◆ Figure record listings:
+++

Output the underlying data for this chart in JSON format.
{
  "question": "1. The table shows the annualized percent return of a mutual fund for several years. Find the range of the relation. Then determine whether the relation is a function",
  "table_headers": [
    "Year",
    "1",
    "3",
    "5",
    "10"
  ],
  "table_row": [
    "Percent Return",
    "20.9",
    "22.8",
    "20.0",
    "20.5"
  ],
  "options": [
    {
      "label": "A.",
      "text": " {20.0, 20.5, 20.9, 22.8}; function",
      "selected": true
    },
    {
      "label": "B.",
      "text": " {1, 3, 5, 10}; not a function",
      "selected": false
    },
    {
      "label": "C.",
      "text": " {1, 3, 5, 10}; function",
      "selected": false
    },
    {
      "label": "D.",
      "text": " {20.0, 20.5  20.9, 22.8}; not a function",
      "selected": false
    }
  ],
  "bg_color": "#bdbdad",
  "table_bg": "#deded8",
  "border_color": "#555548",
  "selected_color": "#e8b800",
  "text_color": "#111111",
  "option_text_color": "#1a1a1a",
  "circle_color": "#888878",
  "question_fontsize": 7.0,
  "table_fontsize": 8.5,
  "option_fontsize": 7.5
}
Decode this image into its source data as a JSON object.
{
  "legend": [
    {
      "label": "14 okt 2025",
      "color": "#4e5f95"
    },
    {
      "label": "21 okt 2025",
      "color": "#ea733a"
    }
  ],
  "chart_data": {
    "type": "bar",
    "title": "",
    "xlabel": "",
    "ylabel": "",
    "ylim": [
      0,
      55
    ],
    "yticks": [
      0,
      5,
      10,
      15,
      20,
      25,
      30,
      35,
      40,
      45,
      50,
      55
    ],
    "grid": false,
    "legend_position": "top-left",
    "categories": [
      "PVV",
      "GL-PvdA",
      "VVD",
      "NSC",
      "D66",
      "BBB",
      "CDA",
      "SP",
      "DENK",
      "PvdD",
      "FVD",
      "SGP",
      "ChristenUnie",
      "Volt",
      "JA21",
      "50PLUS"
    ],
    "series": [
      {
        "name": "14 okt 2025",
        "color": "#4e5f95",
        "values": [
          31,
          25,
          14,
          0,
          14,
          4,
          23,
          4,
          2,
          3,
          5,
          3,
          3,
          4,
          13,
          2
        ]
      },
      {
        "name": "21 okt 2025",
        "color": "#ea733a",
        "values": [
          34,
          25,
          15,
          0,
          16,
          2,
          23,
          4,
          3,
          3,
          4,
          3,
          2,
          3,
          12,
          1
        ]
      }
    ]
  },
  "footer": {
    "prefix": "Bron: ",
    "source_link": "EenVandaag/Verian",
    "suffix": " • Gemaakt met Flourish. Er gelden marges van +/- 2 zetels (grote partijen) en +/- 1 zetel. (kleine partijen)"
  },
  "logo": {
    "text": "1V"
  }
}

+++

◆ Given exercise: Find the word "JSON" in the entries above and gather every line that holds it.

◆ Complete response:
Output the underlying data for this chart in JSON format.
Decode this image into its source data as a JSON object.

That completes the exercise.